--- Dataset rows about figures ---
** Start **

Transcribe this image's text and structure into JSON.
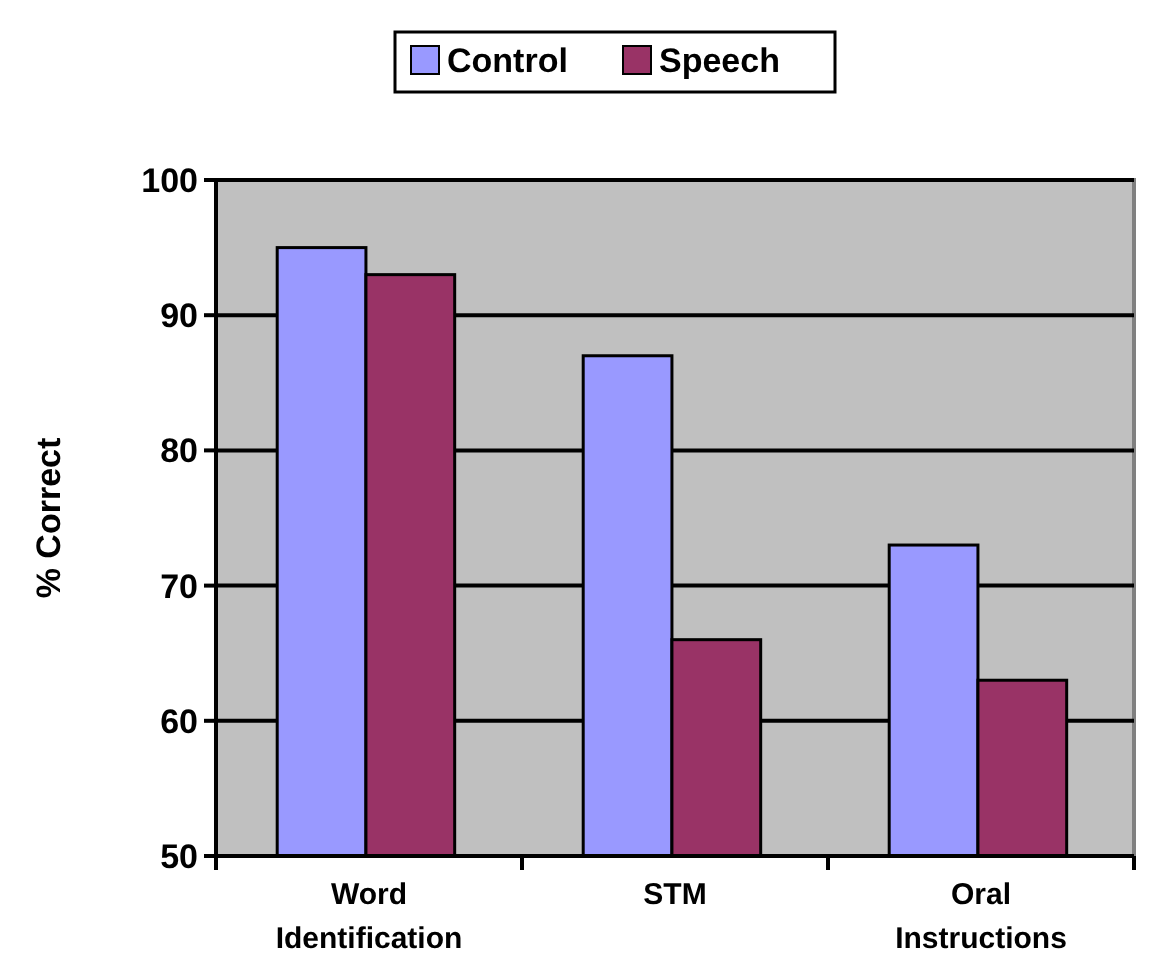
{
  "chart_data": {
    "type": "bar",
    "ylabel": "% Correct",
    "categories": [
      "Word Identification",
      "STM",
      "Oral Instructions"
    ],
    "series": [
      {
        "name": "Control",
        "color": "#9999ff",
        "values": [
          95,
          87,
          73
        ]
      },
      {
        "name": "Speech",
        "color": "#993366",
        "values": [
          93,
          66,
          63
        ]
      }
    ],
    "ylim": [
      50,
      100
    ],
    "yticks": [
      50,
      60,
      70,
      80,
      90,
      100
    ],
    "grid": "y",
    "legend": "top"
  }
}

** End **
** Start **

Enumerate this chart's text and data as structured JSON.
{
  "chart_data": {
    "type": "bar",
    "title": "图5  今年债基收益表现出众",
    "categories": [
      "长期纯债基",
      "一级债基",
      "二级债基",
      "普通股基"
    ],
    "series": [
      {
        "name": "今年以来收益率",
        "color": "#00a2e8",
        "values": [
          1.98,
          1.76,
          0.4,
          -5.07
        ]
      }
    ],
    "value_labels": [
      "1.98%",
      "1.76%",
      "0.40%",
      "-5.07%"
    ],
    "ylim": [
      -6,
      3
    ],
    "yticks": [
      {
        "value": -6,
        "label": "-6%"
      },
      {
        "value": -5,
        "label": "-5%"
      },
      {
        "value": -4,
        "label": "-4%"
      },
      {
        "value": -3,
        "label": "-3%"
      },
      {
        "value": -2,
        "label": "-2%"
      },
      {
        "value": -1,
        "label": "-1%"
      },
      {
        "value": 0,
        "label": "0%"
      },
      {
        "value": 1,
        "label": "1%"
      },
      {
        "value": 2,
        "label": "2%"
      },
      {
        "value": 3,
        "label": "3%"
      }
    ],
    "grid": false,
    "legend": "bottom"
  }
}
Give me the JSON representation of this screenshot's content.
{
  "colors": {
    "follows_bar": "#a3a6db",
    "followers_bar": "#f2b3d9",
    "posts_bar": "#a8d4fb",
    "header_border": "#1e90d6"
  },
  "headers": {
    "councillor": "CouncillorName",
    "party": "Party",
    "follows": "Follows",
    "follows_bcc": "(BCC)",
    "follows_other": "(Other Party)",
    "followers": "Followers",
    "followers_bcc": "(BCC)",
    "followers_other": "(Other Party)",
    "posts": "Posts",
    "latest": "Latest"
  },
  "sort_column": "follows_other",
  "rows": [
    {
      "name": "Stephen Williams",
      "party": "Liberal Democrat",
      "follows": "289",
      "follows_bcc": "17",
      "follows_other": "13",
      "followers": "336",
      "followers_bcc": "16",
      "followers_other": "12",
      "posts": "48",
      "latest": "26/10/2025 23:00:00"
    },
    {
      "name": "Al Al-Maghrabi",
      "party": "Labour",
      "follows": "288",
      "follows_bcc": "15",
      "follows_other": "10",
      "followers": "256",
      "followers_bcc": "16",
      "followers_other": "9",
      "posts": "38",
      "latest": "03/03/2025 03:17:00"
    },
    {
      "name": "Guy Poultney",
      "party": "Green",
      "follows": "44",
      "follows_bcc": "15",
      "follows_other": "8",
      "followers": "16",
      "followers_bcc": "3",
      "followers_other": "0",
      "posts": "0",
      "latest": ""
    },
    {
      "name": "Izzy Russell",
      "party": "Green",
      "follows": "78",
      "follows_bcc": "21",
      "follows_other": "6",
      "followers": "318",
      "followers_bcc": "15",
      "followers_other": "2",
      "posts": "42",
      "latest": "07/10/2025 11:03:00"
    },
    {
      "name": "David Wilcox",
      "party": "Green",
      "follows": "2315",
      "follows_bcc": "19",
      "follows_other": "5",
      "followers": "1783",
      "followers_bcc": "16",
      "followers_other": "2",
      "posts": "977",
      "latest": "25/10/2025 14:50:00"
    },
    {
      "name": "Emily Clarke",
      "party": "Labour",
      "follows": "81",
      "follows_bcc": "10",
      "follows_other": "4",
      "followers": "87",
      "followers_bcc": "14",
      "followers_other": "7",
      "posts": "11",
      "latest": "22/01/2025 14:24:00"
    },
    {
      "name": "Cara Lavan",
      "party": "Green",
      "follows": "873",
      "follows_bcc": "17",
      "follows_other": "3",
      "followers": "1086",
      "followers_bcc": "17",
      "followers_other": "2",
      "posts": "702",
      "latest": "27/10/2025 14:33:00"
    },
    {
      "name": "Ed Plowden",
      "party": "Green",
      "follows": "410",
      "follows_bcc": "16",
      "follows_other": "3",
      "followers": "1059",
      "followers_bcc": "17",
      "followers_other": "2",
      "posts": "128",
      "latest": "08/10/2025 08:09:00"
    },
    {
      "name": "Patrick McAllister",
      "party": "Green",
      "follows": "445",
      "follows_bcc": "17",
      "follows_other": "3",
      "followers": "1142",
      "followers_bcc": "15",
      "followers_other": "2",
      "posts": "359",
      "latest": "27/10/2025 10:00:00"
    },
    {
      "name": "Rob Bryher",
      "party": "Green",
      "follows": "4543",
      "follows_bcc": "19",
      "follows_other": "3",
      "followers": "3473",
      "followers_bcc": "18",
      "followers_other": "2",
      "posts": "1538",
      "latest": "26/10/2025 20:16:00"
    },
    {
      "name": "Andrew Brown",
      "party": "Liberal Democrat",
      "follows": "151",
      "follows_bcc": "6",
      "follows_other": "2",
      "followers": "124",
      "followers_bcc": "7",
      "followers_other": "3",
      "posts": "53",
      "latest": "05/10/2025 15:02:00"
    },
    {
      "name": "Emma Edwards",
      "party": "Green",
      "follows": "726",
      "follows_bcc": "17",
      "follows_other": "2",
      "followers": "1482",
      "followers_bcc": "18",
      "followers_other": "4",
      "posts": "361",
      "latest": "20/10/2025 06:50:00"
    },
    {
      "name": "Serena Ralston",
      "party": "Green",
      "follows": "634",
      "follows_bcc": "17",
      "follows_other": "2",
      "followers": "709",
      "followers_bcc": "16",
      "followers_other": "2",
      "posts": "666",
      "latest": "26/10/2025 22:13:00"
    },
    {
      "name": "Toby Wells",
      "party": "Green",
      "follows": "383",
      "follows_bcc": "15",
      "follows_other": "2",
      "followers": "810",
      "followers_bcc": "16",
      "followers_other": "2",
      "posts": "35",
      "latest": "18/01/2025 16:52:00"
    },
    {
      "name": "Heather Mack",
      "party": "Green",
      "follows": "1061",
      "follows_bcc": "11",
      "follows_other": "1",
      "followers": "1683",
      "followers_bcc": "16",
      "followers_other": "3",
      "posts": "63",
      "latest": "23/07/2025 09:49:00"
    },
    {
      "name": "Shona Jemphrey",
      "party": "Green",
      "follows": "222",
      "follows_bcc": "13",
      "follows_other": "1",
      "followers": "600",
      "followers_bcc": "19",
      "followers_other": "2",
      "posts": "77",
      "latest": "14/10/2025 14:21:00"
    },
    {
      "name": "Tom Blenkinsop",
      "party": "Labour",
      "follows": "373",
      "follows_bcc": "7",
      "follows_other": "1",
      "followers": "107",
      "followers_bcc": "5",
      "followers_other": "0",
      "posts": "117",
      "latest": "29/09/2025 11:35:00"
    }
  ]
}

** End **

--- Task objective ---
Look through the lines above and collect those with the word "this".

--- Expected answer ---
Transcribe this image's text and structure into JSON.
Enumerate this chart's text and data as structured JSON.
Give me the JSON representation of this screenshot's content.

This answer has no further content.